- **SOURCE RECORDS**:

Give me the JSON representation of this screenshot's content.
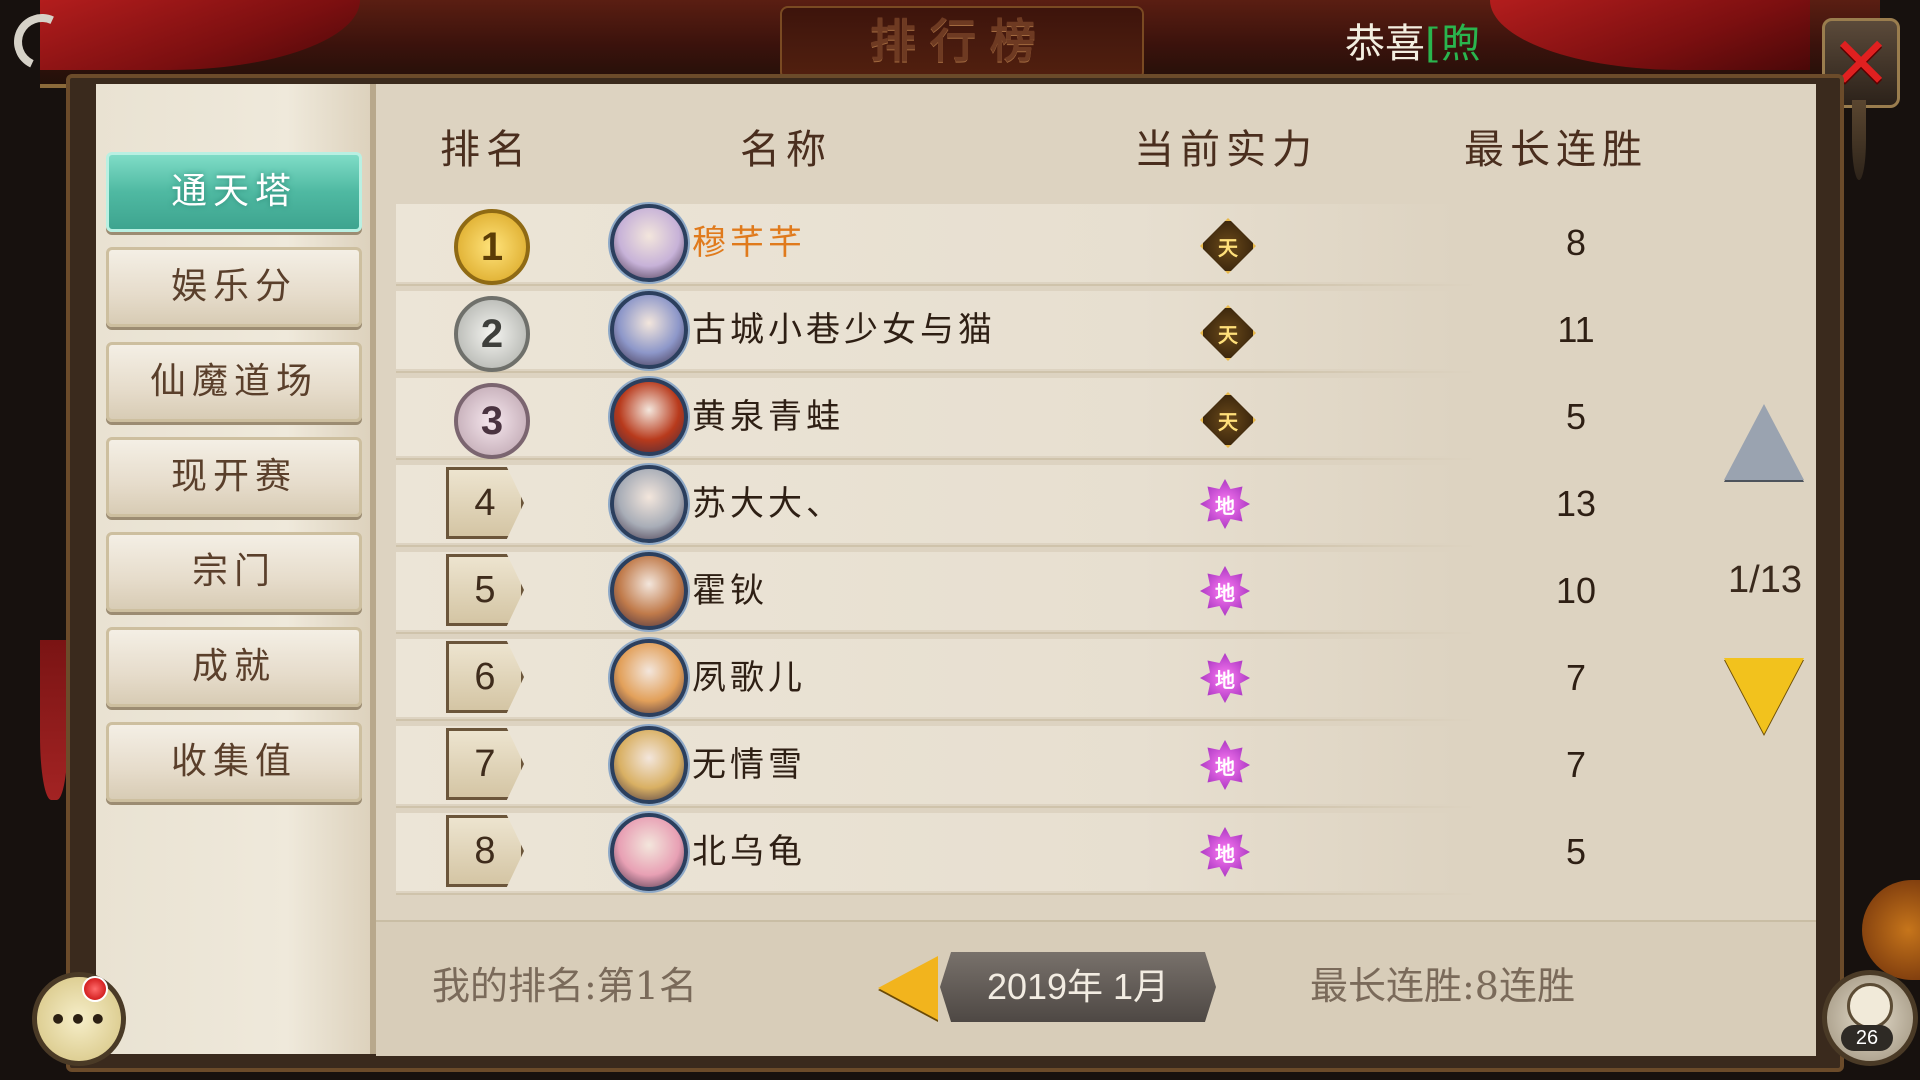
{
  "header": {
    "title": "排行榜",
    "announcement_prefix": "恭喜",
    "announcement_bracket": "[",
    "announcement_highlight": "煦"
  },
  "sidebar": {
    "items": [
      {
        "label": "通天塔",
        "active": true
      },
      {
        "label": "娱乐分",
        "active": false
      },
      {
        "label": "仙魔道场",
        "active": false
      },
      {
        "label": "现开赛",
        "active": false
      },
      {
        "label": "宗门",
        "active": false
      },
      {
        "label": "成就",
        "active": false
      },
      {
        "label": "收集值",
        "active": false
      }
    ]
  },
  "table": {
    "headers": {
      "rank": "排名",
      "name": "名称",
      "power": "当前实力",
      "streak": "最长连胜"
    },
    "rows": [
      {
        "rank": "1",
        "name": "穆芊芊",
        "power": "天",
        "streak": "8",
        "medal": "gold",
        "avatar_color": "#c7b2d8"
      },
      {
        "rank": "2",
        "name": "古城小巷少女与猫",
        "power": "天",
        "streak": "11",
        "medal": "silver",
        "avatar_color": "#8d97c9"
      },
      {
        "rank": "3",
        "name": "黄泉青蛙",
        "power": "天",
        "streak": "5",
        "medal": "bronze",
        "avatar_color": "#b83a1c"
      },
      {
        "rank": "4",
        "name": "苏大大、",
        "power": "地",
        "streak": "13",
        "medal": "tag",
        "avatar_color": "#a8adb7"
      },
      {
        "rank": "5",
        "name": "霍钬",
        "power": "地",
        "streak": "10",
        "medal": "tag",
        "avatar_color": "#c07a4a"
      },
      {
        "rank": "6",
        "name": "夙歌儿",
        "power": "地",
        "streak": "7",
        "medal": "tag",
        "avatar_color": "#e2a05a"
      },
      {
        "rank": "7",
        "name": "无情雪",
        "power": "地",
        "streak": "7",
        "medal": "tag",
        "avatar_color": "#d9b063"
      },
      {
        "rank": "8",
        "name": "北乌龟",
        "power": "地",
        "streak": "5",
        "medal": "tag",
        "avatar_color": "#e8a0b4"
      }
    ]
  },
  "pager": {
    "indicator": "1/13"
  },
  "footer": {
    "my_rank": "我的排名:第1名",
    "month": "2019年 1月",
    "my_streak": "最长连胜:8连胜"
  },
  "friends": {
    "count": "26"
  },
  "icons": {
    "close": "close-icon",
    "up": "arrow-up-icon",
    "down": "arrow-down-icon",
    "prev": "arrow-left-icon",
    "chat": "chat-icon",
    "friends": "friends-icon"
  },
  "colors": {
    "active_tab": "#4fb9a2",
    "first_place_name": "#e07a1c",
    "announce_highlight": "#2ab54e",
    "close": "#e02020"
  }
}
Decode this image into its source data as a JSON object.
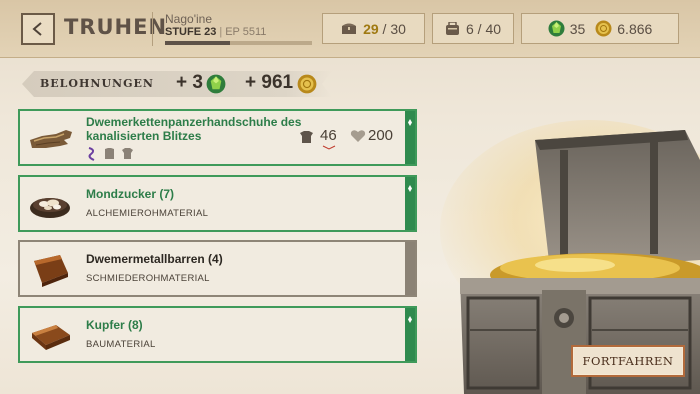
{
  "header": {
    "title": "TRUHEN",
    "player_name": "Nago'ine",
    "level_label": "STUFE 23",
    "ep_label": "EP 5511",
    "xp_progress": 0.44,
    "chests_current": "29",
    "chests_max": "/ 30",
    "inventory": "6 / 40",
    "gems": "35",
    "gold": "6.866"
  },
  "rewards": {
    "label": "BELOHNUNGEN",
    "gems": "+ 3",
    "gold": "+ 961"
  },
  "items": [
    {
      "name_line1": "Dwemerkettenpanzerhandschuhe des",
      "name_line2": "kanalisierten Blitzes",
      "armor": "46",
      "durability": "200"
    },
    {
      "name": "Mondzucker (7)",
      "category": "ALCHEMIEROHMATERIAL"
    },
    {
      "name": "Dwemermetallbarren (4)",
      "category": "SCHMIEDEROHMATERIAL"
    },
    {
      "name": "Kupfer (8)",
      "category": "BAUMATERIAL"
    }
  ],
  "actions": {
    "continue": "FORTFAHREN"
  },
  "icons": {
    "back": "chevron-left-icon",
    "chest": "chest-icon",
    "inventory": "backpack-icon",
    "gem": "gem-icon",
    "gold": "gold-coin-icon"
  },
  "colors": {
    "accent_green": "#3f9a5a",
    "gold": "#a07a12",
    "continue_border": "#b26a3b"
  }
}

- **WORK INSTRUCTIONS**:
Locate all lines in the listing above with the word "inventory". Copy them.

- **REPLY**:
    "inventory": "6 / 40",
    "inventory": "backpack-icon",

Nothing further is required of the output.